## Begin DATASET ROWS
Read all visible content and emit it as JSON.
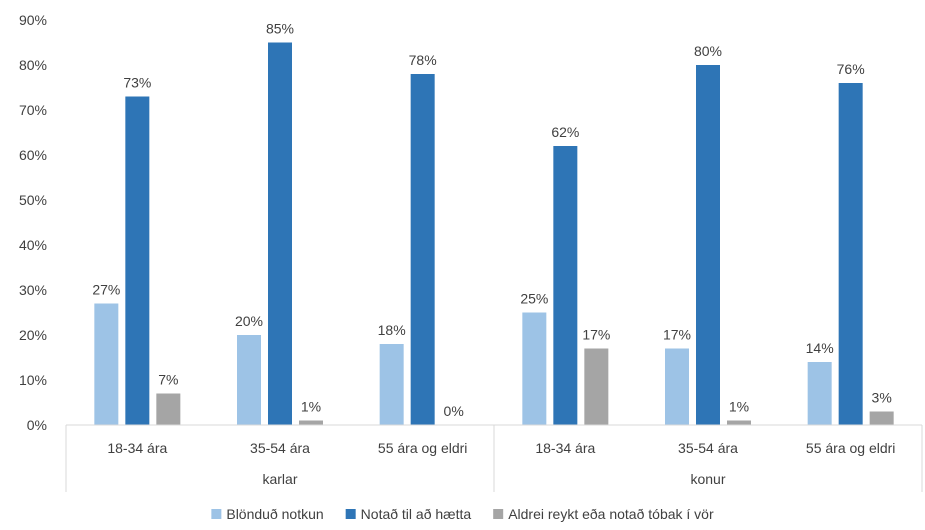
{
  "chart_data": {
    "type": "bar",
    "groups": [
      {
        "label": "karlar",
        "categories": [
          "18-34 ára",
          "35-54 ára",
          "55 ára og eldri"
        ]
      },
      {
        "label": "konur",
        "categories": [
          "18-34 ára",
          "35-54 ára",
          "55 ára og eldri"
        ]
      }
    ],
    "series": [
      {
        "name": "Blönduð notkun",
        "color": "#9DC3E6",
        "values": [
          27,
          20,
          18,
          25,
          17,
          14
        ],
        "labels": [
          "27%",
          "20%",
          "18%",
          "25%",
          "17%",
          "14%"
        ]
      },
      {
        "name": "Notað til að hætta",
        "color": "#2E75B6",
        "values": [
          73,
          85,
          78,
          62,
          80,
          76
        ],
        "labels": [
          "73%",
          "85%",
          "78%",
          "62%",
          "80%",
          "76%"
        ]
      },
      {
        "name": "Aldrei reykt eða notað tóbak í vör",
        "color": "#A5A5A5",
        "values": [
          7,
          1,
          0,
          17,
          1,
          3
        ],
        "labels": [
          "7%",
          "1%",
          "0%",
          "17%",
          "1%",
          "3%"
        ]
      }
    ],
    "ylim": [
      0,
      90
    ],
    "yticks": [
      "0%",
      "10%",
      "20%",
      "30%",
      "40%",
      "50%",
      "60%",
      "70%",
      "80%",
      "90%"
    ],
    "grid": false,
    "legend": "bottom",
    "title": "",
    "xlabel": "",
    "ylabel": ""
  }
}
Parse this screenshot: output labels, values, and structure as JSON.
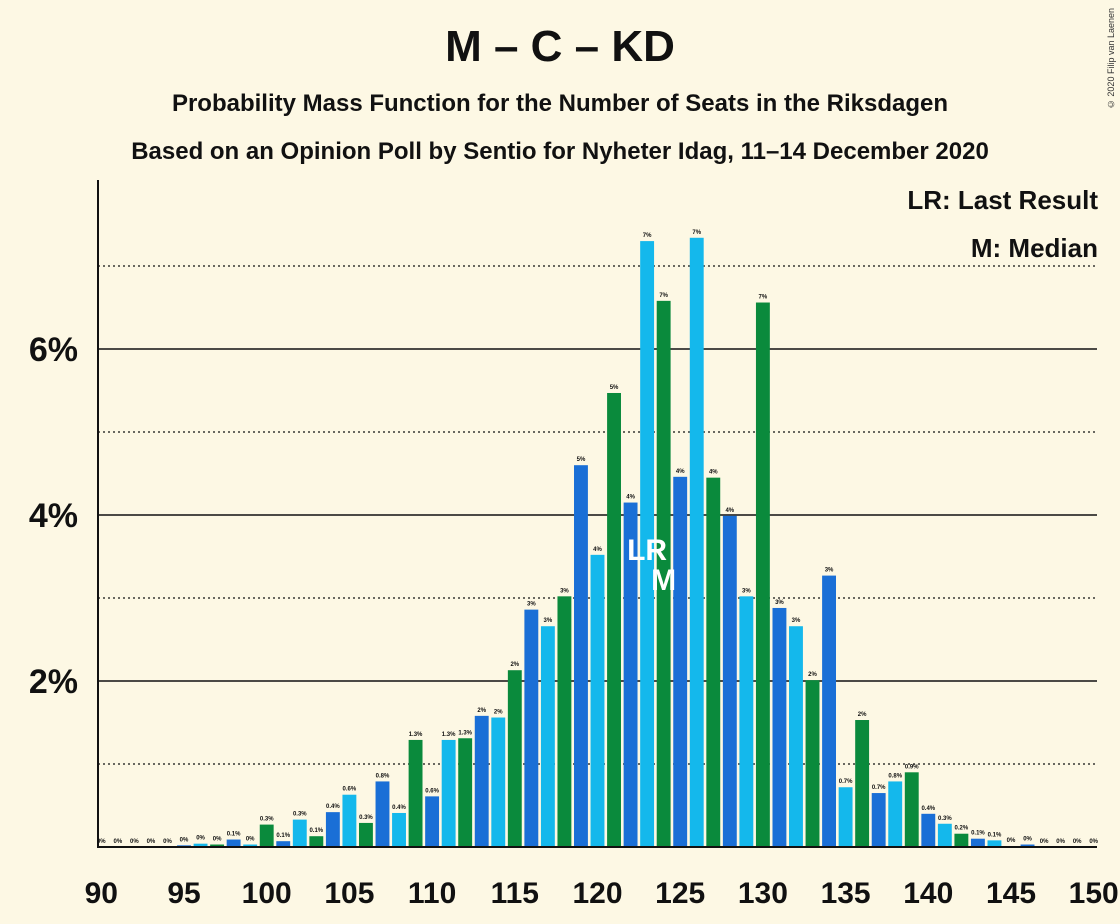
{
  "title": "M – C – KD",
  "subtitle1": "Probability Mass Function for the Number of Seats in the Riksdagen",
  "subtitle2": "Based on an Opinion Poll by Sentio for Nyheter Idag, 11–14 December 2020",
  "copyright": "© 2020 Filip van Laenen",
  "legend": {
    "lr": "LR: Last Result",
    "m": "M: Median"
  },
  "colors": {
    "dark_blue": "#1a6fd6",
    "light_blue": "#14b8ec",
    "green": "#0a8a3c",
    "background": "#fdf8e4"
  },
  "chart_data": {
    "type": "bar",
    "x": [
      90,
      91,
      92,
      93,
      94,
      95,
      96,
      97,
      98,
      99,
      100,
      101,
      102,
      103,
      104,
      105,
      106,
      107,
      108,
      109,
      110,
      111,
      112,
      113,
      114,
      115,
      116,
      117,
      118,
      119,
      120,
      121,
      122,
      123,
      124,
      125,
      126,
      127,
      128,
      129,
      130,
      131,
      132,
      133,
      134,
      135,
      136,
      137,
      138,
      139,
      140,
      141,
      142,
      143,
      144,
      145,
      146,
      147,
      148,
      149,
      150
    ],
    "values": [
      0,
      0,
      0,
      0,
      0,
      0.02,
      0.04,
      0.03,
      0.09,
      0.03,
      0.27,
      0.07,
      0.33,
      0.13,
      0.42,
      0.63,
      0.29,
      0.79,
      0.41,
      1.29,
      0.61,
      1.29,
      1.31,
      1.58,
      1.56,
      2.13,
      2.86,
      2.66,
      3.02,
      4.6,
      3.52,
      5.47,
      4.15,
      7.3,
      6.58,
      4.46,
      7.34,
      4.45,
      3.99,
      3.02,
      6.56,
      2.88,
      2.66,
      2.01,
      3.27,
      0.72,
      1.53,
      0.65,
      0.79,
      0.9,
      0.4,
      0.28,
      0.16,
      0.1,
      0.08,
      0.01,
      0.03,
      0,
      0,
      0,
      0
    ],
    "labels": [
      "0%",
      "0%",
      "0%",
      "0%",
      "0%",
      "0%",
      "0%",
      "0%",
      "0.1%",
      "0%",
      "0.3%",
      "0.1%",
      "0.3%",
      "0.1%",
      "0.4%",
      "0.6%",
      "0.3%",
      "0.8%",
      "0.4%",
      "1.3%",
      "0.6%",
      "1.3%",
      "1.3%",
      "2%",
      "2%",
      "2%",
      "3%",
      "3%",
      "3%",
      "5%",
      "4%",
      "5%",
      "4%",
      "7%",
      "7%",
      "4%",
      "7%",
      "4%",
      "4%",
      "3%",
      "7%",
      "3%",
      "3%",
      "2%",
      "3%",
      "0.7%",
      "2%",
      "0.7%",
      "0.8%",
      "0.9%",
      "0.4%",
      "0.3%",
      "0.2%",
      "0.1%",
      "0.1%",
      "0%",
      "0%",
      "0%",
      "0%",
      "0%",
      "0%"
    ],
    "ylim": [
      0,
      7.5
    ],
    "yticks": [
      {
        "value": 2,
        "label": "2%"
      },
      {
        "value": 4,
        "label": "4%"
      },
      {
        "value": 6,
        "label": "6%"
      }
    ],
    "minor_gridlines": [
      1,
      3,
      5,
      7
    ],
    "xticks": [
      90,
      95,
      100,
      105,
      110,
      115,
      120,
      125,
      130,
      135,
      140,
      145,
      150
    ],
    "last_result": 123,
    "median": 124,
    "markers": {
      "last_result": "LR",
      "median": "M"
    }
  }
}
## End DATASET ROWS
- **WORK TO COMPLETE**: Every record must be copied exactly, with images dropped from the result.

- **OUTPUT FOR THIS TASK**:
Read all visible content and emit it as JSON.
{
  "chart_data": {
    "type": "bar",
    "groups": [
      {
        "label": "karlar",
        "categories": [
          "18-34 ára",
          "35-54 ára",
          "55 ára og eldri"
        ]
      },
      {
        "label": "konur",
        "categories": [
          "18-34 ára",
          "35-54 ára",
          "55 ára og eldri"
        ]
      }
    ],
    "series": [
      {
        "name": "Blönduð notkun",
        "color": "#9DC3E6",
        "values": [
          27,
          20,
          18,
          25,
          17,
          14
        ],
        "labels": [
          "27%",
          "20%",
          "18%",
          "25%",
          "17%",
          "14%"
        ]
      },
      {
        "name": "Notað til að hætta",
        "color": "#2E75B6",
        "values": [
          73,
          85,
          78,
          62,
          80,
          76
        ],
        "labels": [
          "73%",
          "85%",
          "78%",
          "62%",
          "80%",
          "76%"
        ]
      },
      {
        "name": "Aldrei reykt eða notað tóbak í vör",
        "color": "#A5A5A5",
        "values": [
          7,
          1,
          0,
          17,
          1,
          3
        ],
        "labels": [
          "7%",
          "1%",
          "0%",
          "17%",
          "1%",
          "3%"
        ]
      }
    ],
    "ylim": [
      0,
      90
    ],
    "yticks": [
      "0%",
      "10%",
      "20%",
      "30%",
      "40%",
      "50%",
      "60%",
      "70%",
      "80%",
      "90%"
    ],
    "grid": false,
    "legend": "bottom",
    "title": "",
    "xlabel": "",
    "ylabel": ""
  }
}
Parse this screenshot: output labels, values, and structure as JSON.
{
  "title": "M – C – KD",
  "subtitle1": "Probability Mass Function for the Number of Seats in the Riksdagen",
  "subtitle2": "Based on an Opinion Poll by Sentio for Nyheter Idag, 11–14 December 2020",
  "copyright": "© 2020 Filip van Laenen",
  "legend": {
    "lr": "LR: Last Result",
    "m": "M: Median"
  },
  "colors": {
    "dark_blue": "#1a6fd6",
    "light_blue": "#14b8ec",
    "green": "#0a8a3c",
    "background": "#fdf8e4"
  },
  "chart_data": {
    "type": "bar",
    "x": [
      90,
      91,
      92,
      93,
      94,
      95,
      96,
      97,
      98,
      99,
      100,
      101,
      102,
      103,
      104,
      105,
      106,
      107,
      108,
      109,
      110,
      111,
      112,
      113,
      114,
      115,
      116,
      117,
      118,
      119,
      120,
      121,
      122,
      123,
      124,
      125,
      126,
      127,
      128,
      129,
      130,
      131,
      132,
      133,
      134,
      135,
      136,
      137,
      138,
      139,
      140,
      141,
      142,
      143,
      144,
      145,
      146,
      147,
      148,
      149,
      150
    ],
    "values": [
      0,
      0,
      0,
      0,
      0,
      0.02,
      0.04,
      0.03,
      0.09,
      0.03,
      0.27,
      0.07,
      0.33,
      0.13,
      0.42,
      0.63,
      0.29,
      0.79,
      0.41,
      1.29,
      0.61,
      1.29,
      1.31,
      1.58,
      1.56,
      2.13,
      2.86,
      2.66,
      3.02,
      4.6,
      3.52,
      5.47,
      4.15,
      7.3,
      6.58,
      4.46,
      7.34,
      4.45,
      3.99,
      3.02,
      6.56,
      2.88,
      2.66,
      2.01,
      3.27,
      0.72,
      1.53,
      0.65,
      0.79,
      0.9,
      0.4,
      0.28,
      0.16,
      0.1,
      0.08,
      0.01,
      0.03,
      0,
      0,
      0,
      0
    ],
    "labels": [
      "0%",
      "0%",
      "0%",
      "0%",
      "0%",
      "0%",
      "0%",
      "0%",
      "0.1%",
      "0%",
      "0.3%",
      "0.1%",
      "0.3%",
      "0.1%",
      "0.4%",
      "0.6%",
      "0.3%",
      "0.8%",
      "0.4%",
      "1.3%",
      "0.6%",
      "1.3%",
      "1.3%",
      "2%",
      "2%",
      "2%",
      "3%",
      "3%",
      "3%",
      "5%",
      "4%",
      "5%",
      "4%",
      "7%",
      "7%",
      "4%",
      "7%",
      "4%",
      "4%",
      "3%",
      "7%",
      "3%",
      "3%",
      "2%",
      "3%",
      "0.7%",
      "2%",
      "0.7%",
      "0.8%",
      "0.9%",
      "0.4%",
      "0.3%",
      "0.2%",
      "0.1%",
      "0.1%",
      "0%",
      "0%",
      "0%",
      "0%",
      "0%",
      "0%"
    ],
    "ylim": [
      0,
      7.5
    ],
    "yticks": [
      {
        "value": 2,
        "label": "2%"
      },
      {
        "value": 4,
        "label": "4%"
      },
      {
        "value": 6,
        "label": "6%"
      }
    ],
    "minor_gridlines": [
      1,
      3,
      5,
      7
    ],
    "xticks": [
      90,
      95,
      100,
      105,
      110,
      115,
      120,
      125,
      130,
      135,
      140,
      145,
      150
    ],
    "last_result": 123,
    "median": 124,
    "markers": {
      "last_result": "LR",
      "median": "M"
    }
  }
}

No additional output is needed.